Start of Listed entries
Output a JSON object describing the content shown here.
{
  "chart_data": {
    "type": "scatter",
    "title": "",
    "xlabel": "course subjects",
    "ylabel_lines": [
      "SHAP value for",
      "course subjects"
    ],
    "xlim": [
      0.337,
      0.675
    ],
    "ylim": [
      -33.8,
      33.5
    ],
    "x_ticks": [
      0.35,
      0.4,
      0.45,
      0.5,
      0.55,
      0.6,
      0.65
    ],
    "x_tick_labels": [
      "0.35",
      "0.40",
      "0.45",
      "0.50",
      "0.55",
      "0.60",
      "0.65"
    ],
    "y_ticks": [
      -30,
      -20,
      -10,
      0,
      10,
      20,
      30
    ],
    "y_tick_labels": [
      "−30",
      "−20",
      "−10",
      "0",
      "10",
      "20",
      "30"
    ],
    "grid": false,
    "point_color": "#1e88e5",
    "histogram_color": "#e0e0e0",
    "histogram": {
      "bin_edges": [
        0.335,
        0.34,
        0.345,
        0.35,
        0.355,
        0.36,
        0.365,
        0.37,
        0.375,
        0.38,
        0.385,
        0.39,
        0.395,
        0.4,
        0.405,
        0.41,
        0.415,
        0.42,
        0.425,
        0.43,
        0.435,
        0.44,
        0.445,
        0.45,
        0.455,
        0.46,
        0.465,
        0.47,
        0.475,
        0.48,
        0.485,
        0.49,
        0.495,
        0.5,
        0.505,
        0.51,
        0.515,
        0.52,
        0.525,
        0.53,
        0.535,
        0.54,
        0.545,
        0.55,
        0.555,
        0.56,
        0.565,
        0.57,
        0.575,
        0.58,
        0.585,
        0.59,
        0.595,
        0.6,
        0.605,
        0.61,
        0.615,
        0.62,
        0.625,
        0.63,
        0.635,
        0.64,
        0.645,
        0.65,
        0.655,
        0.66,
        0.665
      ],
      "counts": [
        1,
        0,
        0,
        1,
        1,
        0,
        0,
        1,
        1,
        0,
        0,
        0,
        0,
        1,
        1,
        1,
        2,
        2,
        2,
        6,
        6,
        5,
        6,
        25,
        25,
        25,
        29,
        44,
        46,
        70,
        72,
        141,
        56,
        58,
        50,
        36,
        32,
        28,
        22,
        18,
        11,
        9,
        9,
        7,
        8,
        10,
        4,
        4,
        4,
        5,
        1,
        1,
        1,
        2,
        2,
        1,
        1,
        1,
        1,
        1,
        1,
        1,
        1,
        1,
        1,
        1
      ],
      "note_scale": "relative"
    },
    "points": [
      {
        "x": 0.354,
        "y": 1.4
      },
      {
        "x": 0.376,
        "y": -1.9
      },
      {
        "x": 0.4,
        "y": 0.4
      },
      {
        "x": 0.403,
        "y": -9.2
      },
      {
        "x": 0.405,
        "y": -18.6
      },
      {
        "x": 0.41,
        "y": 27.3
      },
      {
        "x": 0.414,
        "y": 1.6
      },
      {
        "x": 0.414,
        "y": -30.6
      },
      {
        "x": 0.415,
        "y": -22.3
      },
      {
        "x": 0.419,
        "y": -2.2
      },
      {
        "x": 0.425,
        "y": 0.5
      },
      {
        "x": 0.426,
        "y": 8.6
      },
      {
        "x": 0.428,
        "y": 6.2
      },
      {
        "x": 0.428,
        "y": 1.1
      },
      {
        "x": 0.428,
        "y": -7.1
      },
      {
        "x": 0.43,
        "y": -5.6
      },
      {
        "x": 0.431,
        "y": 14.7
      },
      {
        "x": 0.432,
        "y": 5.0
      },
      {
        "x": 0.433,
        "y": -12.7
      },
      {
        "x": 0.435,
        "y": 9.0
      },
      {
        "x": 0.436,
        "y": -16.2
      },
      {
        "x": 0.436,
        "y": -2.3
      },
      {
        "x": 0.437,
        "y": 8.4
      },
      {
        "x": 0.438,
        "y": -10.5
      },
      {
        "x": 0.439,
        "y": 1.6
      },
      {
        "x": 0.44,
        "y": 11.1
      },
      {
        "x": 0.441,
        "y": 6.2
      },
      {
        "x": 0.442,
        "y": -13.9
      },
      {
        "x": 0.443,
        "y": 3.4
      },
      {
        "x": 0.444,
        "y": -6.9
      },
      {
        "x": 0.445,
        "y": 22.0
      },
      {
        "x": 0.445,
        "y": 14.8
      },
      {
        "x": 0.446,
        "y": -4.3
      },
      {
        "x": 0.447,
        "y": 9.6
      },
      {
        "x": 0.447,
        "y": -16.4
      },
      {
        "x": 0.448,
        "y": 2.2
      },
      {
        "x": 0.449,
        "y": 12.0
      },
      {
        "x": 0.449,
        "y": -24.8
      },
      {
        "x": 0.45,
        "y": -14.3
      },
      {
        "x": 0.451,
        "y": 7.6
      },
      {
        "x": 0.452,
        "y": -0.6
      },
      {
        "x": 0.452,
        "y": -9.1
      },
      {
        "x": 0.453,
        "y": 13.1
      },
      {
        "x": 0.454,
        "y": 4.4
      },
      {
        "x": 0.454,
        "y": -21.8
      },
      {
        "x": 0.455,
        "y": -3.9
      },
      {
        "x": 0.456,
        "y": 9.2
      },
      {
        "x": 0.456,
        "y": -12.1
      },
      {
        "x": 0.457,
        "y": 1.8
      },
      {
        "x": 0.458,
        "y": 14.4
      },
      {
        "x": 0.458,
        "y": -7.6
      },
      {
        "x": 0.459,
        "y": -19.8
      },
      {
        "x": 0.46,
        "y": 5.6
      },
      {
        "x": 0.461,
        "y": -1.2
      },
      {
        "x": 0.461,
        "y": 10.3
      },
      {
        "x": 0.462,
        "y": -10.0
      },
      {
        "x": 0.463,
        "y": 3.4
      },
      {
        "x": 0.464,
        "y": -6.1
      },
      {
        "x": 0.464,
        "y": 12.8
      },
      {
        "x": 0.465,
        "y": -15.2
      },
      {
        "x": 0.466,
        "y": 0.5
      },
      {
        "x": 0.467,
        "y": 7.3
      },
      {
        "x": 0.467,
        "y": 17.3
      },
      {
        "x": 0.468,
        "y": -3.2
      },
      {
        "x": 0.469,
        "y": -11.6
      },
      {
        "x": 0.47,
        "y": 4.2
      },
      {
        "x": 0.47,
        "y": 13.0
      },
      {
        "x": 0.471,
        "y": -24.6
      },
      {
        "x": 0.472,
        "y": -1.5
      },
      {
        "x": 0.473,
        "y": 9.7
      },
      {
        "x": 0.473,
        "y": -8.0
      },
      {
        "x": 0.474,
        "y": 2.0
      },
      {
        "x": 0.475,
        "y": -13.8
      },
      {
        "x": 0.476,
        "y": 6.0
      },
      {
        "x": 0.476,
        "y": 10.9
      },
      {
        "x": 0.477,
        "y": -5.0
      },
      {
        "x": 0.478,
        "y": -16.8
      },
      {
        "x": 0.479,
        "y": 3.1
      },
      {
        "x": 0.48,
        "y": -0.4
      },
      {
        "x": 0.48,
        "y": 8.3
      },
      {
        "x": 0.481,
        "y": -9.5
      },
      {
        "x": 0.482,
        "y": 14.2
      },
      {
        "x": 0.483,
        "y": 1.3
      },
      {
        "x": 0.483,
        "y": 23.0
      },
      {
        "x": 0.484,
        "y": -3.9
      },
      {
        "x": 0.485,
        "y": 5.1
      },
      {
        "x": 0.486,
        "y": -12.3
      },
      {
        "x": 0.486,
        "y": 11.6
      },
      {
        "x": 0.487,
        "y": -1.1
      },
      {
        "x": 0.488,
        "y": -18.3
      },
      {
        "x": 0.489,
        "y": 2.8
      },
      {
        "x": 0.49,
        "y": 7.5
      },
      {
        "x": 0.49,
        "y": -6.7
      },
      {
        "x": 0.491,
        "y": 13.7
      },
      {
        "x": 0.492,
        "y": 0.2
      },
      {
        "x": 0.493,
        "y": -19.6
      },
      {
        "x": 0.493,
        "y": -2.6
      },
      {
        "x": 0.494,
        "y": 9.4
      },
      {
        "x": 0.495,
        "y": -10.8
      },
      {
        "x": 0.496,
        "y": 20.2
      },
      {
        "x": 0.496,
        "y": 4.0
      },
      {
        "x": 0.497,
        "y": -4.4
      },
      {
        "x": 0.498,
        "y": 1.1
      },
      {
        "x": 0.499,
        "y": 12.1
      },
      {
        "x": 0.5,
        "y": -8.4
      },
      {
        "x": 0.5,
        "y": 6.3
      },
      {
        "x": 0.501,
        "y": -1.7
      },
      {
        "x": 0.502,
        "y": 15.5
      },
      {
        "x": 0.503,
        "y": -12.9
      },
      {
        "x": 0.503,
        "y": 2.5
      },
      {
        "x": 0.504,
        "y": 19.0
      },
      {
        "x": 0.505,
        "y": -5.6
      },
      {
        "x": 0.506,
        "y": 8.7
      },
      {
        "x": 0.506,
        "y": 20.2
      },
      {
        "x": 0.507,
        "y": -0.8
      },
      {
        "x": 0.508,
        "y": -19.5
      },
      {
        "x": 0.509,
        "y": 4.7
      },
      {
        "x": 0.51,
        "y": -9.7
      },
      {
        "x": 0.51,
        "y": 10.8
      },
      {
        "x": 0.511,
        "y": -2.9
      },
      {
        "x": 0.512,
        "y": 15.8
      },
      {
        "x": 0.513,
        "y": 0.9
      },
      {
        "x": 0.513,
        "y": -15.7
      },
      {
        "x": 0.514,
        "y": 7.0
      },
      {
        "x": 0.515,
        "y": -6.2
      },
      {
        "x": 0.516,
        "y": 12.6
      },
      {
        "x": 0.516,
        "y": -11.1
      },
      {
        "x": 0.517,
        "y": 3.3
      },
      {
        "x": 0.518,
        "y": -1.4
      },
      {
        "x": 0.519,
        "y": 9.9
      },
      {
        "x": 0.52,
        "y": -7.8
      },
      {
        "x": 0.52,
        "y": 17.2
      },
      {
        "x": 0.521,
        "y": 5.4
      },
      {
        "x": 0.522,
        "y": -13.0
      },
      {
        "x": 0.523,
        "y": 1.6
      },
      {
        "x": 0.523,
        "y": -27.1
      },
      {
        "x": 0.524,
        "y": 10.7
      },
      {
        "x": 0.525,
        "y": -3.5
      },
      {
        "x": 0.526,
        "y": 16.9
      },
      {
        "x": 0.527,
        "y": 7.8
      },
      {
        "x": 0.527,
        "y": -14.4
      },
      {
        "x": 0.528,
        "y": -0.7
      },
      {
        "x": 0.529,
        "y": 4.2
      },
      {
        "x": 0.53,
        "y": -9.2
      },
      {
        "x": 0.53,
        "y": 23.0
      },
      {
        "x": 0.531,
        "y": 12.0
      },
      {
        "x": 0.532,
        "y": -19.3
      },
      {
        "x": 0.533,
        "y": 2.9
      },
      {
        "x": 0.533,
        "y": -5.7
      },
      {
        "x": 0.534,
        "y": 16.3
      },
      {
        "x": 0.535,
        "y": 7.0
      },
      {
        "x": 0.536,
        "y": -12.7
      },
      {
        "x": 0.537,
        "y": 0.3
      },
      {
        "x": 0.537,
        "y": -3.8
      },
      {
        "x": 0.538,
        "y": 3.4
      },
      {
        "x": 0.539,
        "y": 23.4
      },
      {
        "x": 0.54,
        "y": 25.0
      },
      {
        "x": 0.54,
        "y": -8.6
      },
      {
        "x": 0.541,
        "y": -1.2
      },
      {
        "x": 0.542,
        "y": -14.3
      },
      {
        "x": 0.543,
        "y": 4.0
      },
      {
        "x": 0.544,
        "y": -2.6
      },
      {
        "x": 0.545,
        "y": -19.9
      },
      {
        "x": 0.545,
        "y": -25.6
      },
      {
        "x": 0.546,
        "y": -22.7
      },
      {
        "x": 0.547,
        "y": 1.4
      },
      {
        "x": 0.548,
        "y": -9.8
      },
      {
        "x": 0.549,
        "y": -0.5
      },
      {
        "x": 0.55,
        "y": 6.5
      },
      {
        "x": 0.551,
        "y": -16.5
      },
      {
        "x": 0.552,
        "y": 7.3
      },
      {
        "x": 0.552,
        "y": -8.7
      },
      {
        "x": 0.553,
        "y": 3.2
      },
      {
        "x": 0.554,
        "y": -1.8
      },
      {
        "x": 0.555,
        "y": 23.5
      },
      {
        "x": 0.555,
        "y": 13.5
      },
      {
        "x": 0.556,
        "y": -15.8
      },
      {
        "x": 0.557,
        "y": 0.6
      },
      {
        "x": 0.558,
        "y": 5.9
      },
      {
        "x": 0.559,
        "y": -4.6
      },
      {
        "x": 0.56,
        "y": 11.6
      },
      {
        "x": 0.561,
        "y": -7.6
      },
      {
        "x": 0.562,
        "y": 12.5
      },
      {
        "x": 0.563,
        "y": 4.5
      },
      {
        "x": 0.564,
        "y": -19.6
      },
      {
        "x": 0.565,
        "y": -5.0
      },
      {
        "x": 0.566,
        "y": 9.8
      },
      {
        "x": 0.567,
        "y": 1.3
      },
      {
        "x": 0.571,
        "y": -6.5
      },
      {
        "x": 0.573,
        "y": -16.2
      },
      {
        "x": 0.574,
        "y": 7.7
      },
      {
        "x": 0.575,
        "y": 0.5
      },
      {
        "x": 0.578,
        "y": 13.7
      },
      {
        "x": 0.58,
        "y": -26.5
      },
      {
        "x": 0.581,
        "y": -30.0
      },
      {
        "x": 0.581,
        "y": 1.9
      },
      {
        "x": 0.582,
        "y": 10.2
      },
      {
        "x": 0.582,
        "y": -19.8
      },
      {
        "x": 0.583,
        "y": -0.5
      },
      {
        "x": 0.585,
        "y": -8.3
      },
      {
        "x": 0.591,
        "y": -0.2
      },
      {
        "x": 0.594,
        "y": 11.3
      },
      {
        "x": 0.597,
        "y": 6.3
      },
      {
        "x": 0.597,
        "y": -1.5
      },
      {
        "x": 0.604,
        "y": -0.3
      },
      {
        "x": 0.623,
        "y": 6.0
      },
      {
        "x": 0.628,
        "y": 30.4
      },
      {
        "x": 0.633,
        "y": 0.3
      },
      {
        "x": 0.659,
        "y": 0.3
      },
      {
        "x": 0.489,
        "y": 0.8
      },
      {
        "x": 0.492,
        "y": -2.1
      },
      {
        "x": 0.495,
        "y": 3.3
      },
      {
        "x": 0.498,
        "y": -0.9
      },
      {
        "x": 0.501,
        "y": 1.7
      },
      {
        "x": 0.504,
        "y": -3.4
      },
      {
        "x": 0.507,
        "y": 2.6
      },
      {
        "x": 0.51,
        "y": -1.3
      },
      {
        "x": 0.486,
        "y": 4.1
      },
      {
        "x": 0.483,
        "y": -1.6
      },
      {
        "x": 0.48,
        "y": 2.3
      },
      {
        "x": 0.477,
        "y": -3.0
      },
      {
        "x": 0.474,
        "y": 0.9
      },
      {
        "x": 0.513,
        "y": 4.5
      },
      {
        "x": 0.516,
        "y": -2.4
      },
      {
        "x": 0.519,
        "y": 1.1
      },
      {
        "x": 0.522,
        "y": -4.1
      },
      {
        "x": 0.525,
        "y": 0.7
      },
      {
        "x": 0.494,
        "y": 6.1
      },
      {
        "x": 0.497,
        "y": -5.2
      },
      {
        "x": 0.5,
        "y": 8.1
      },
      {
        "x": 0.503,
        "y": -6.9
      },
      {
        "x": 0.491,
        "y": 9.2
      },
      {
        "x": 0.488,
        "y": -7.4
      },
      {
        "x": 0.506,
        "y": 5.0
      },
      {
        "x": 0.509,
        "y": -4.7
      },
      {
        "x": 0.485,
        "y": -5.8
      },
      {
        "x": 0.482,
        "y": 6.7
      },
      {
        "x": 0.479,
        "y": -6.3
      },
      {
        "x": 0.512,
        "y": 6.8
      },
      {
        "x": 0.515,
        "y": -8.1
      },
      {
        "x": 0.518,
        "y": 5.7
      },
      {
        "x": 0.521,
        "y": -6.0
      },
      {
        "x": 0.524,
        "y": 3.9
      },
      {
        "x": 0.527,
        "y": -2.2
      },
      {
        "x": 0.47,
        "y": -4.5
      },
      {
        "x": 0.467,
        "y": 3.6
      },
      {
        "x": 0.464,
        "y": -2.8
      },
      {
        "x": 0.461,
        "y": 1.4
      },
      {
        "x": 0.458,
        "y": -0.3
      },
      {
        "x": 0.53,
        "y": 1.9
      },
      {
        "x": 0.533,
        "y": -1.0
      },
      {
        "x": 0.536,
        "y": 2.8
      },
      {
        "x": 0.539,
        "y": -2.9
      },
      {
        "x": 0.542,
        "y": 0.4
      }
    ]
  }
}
End of Listed entries
Short task: Whichever lines contain the string "subjects", select and copy them.

Completed task:
    "xlabel": "course subjects",
      "course subjects"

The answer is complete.